AIM: Lift every line from the entries that includes the word "Marquez".

::: GIVEN RECORDS

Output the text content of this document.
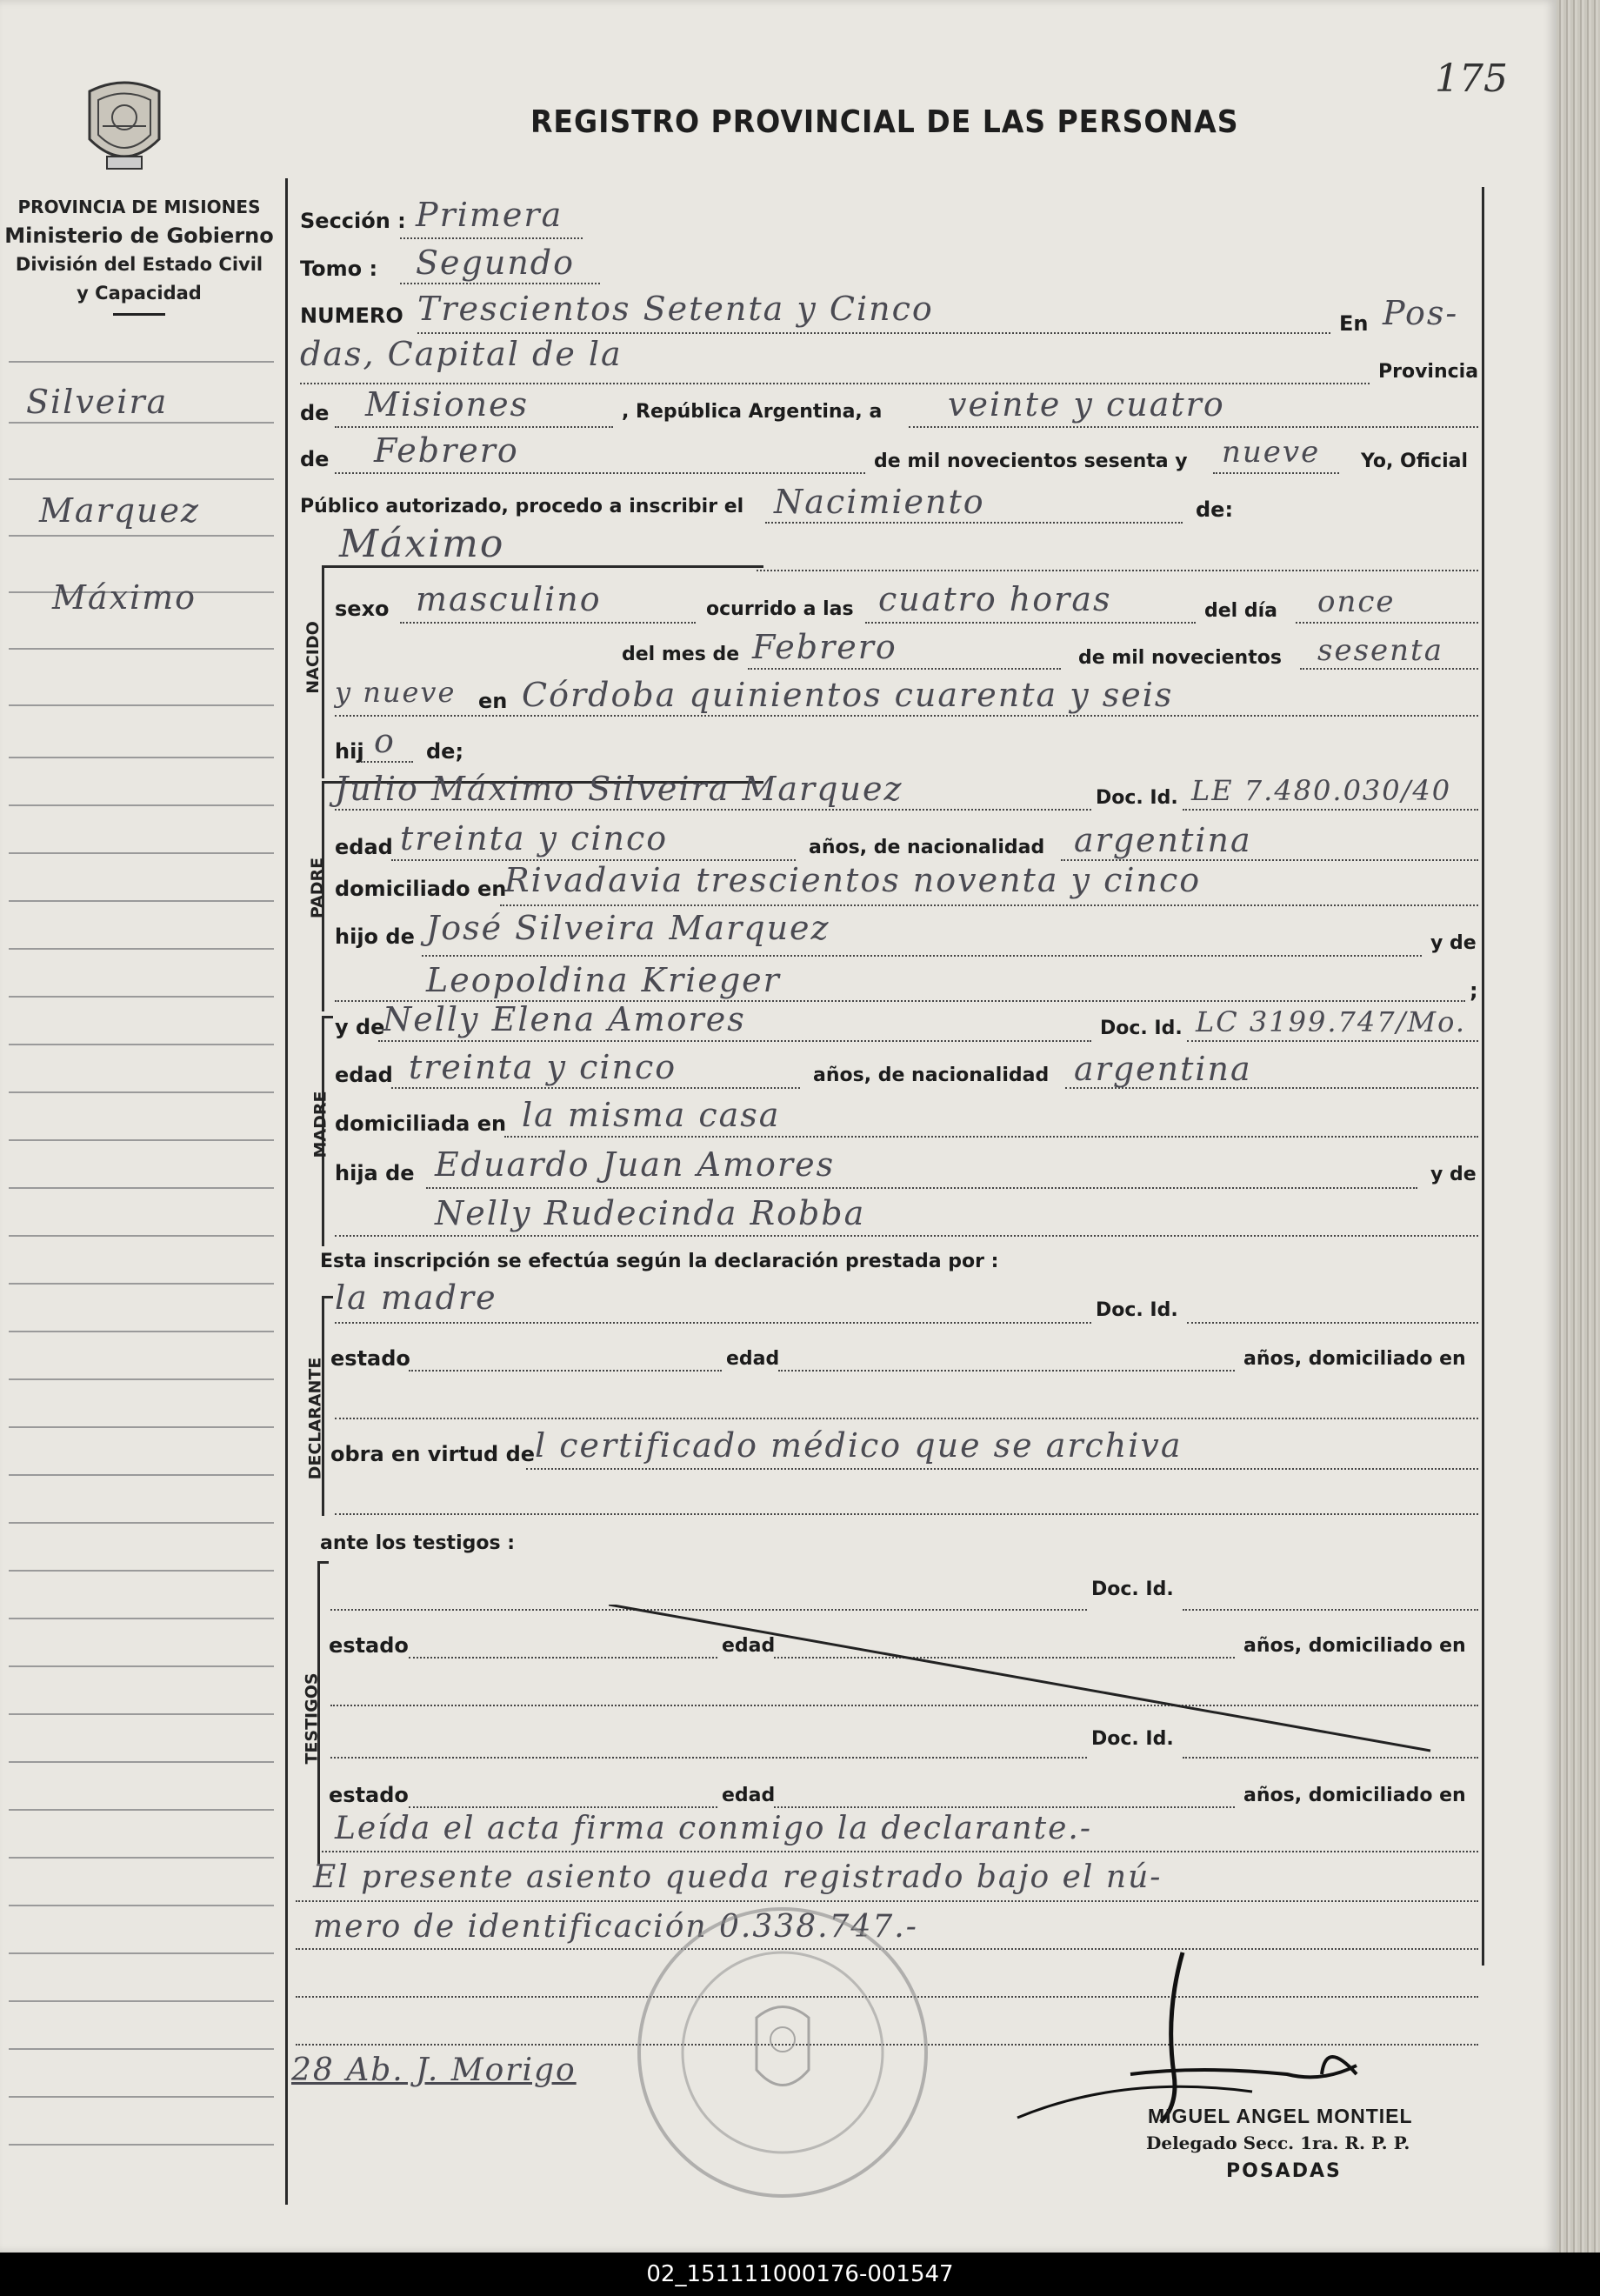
175
REGISTRO PROVINCIAL DE LAS PERSONAS
PROVINCIA DE MISIONES
Ministerio de Gobierno
División del Estado Civil
y Capacidad
Silveira
Marquez
Máximo
Sección : Primera
Tomo : Segundo
NUMERO Trescientos Setenta y Cinco	En Pos-
das, Capital de la	Provincia
de Misiones	, República Argentina, a veinte y cuatro
de Febrero	de mil novecientos sesenta y nueve Yo, Oficial
Público autorizado, procedo a inscribir el Nacimiento	de:
NACIDO
Máximo
sexo masculino	ocurrido a las cuatro horas	del día once
del mes de Febrero	de mil novecientos sesenta
y nueve en Córdoba quinientos cuarenta y seis
hij o de;
PADRE
Julio Máximo Silveira Marquez	Doc. Id. LE 7.480.030/40
edad treinta y cinco	años, de nacionalidad argentina
domiciliado en
Rivadavia trescientos noventa y cinco
hijo de José Silveira Marquez	y de
Leopoldina Krieger	;
MADRE
y de
Nelly Elena Amores	Doc. Id. LC 3199.747/Mo.
edad treinta y cinco	años, de nacionalidad argentina
domiciliada en la misma casa
hija de Eduardo Juan Amores	y de
Nelly Rudecinda Robba
Esta inscripción se efectúa según la declaración prestada por :
DECLARANTE
la madre	Doc. Id.
estado	edad	años, domiciliado en
obra en virtud de l certificado médico que se archiva
ante los testigos :
TESTIGOS
Doc. Id.
estado	edad	años, domiciliado en
Doc. Id.
estado	edad	años, domiciliado en
Leída el acta firma conmigo la declarante.-
El presente asiento queda registrado bajo el nú-
mero de identificación 0.338.747.-
28 Ab. J. Morigo
MIGUEL ANGEL MONTIEL
Delegado Secc. 1ra. R. P. P.
POSADAS
02_151111000176-001547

::::::

RESULT:
Marquez
Julio Máximo Silveira Marquez	Doc. Id. LE 7.480.030/40
hijo de José Silveira Marquez	y de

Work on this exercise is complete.